** begin Provided records **

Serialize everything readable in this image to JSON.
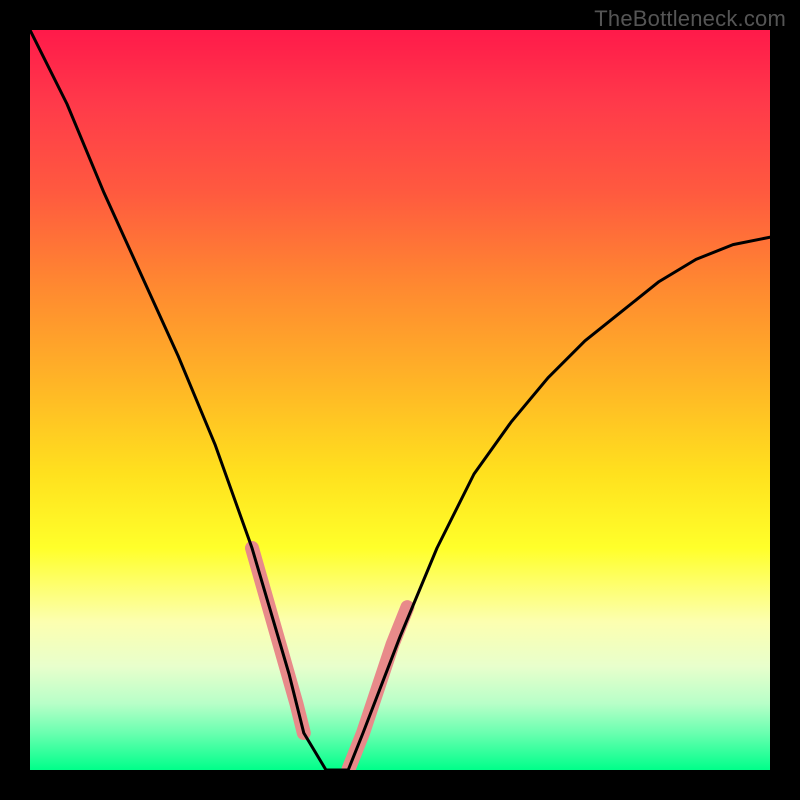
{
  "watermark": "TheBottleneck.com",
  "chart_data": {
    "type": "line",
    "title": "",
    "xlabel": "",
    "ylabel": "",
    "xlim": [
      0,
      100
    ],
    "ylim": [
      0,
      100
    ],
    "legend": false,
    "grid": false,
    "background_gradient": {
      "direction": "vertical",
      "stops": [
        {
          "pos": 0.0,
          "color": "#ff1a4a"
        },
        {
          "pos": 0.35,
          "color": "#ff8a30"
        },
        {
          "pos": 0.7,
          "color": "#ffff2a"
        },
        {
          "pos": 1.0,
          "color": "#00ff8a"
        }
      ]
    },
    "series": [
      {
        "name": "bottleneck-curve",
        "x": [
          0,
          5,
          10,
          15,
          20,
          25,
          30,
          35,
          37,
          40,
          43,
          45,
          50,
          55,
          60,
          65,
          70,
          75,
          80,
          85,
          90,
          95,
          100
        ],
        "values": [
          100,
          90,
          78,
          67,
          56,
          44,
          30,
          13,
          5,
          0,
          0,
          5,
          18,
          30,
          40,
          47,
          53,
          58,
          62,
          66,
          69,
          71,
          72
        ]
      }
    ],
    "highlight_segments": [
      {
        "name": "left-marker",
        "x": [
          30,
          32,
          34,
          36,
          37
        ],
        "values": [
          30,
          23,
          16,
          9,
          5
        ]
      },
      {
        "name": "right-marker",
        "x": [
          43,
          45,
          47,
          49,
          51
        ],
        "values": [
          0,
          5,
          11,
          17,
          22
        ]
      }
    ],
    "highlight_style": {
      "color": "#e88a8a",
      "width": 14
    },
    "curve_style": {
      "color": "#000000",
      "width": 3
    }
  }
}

** end Provided records **

§ Task directions:
The data above should be repeated exactly, minus any pictures.

§ Exercise solution:
Serialize everything readable in this image to JSON.
{
  "watermark": "TheBottleneck.com",
  "chart_data": {
    "type": "line",
    "title": "",
    "xlabel": "",
    "ylabel": "",
    "xlim": [
      0,
      100
    ],
    "ylim": [
      0,
      100
    ],
    "legend": false,
    "grid": false,
    "background_gradient": {
      "direction": "vertical",
      "stops": [
        {
          "pos": 0.0,
          "color": "#ff1a4a"
        },
        {
          "pos": 0.35,
          "color": "#ff8a30"
        },
        {
          "pos": 0.7,
          "color": "#ffff2a"
        },
        {
          "pos": 1.0,
          "color": "#00ff8a"
        }
      ]
    },
    "series": [
      {
        "name": "bottleneck-curve",
        "x": [
          0,
          5,
          10,
          15,
          20,
          25,
          30,
          35,
          37,
          40,
          43,
          45,
          50,
          55,
          60,
          65,
          70,
          75,
          80,
          85,
          90,
          95,
          100
        ],
        "values": [
          100,
          90,
          78,
          67,
          56,
          44,
          30,
          13,
          5,
          0,
          0,
          5,
          18,
          30,
          40,
          47,
          53,
          58,
          62,
          66,
          69,
          71,
          72
        ]
      }
    ],
    "highlight_segments": [
      {
        "name": "left-marker",
        "x": [
          30,
          32,
          34,
          36,
          37
        ],
        "values": [
          30,
          23,
          16,
          9,
          5
        ]
      },
      {
        "name": "right-marker",
        "x": [
          43,
          45,
          47,
          49,
          51
        ],
        "values": [
          0,
          5,
          11,
          17,
          22
        ]
      }
    ],
    "highlight_style": {
      "color": "#e88a8a",
      "width": 14
    },
    "curve_style": {
      "color": "#000000",
      "width": 3
    }
  }
}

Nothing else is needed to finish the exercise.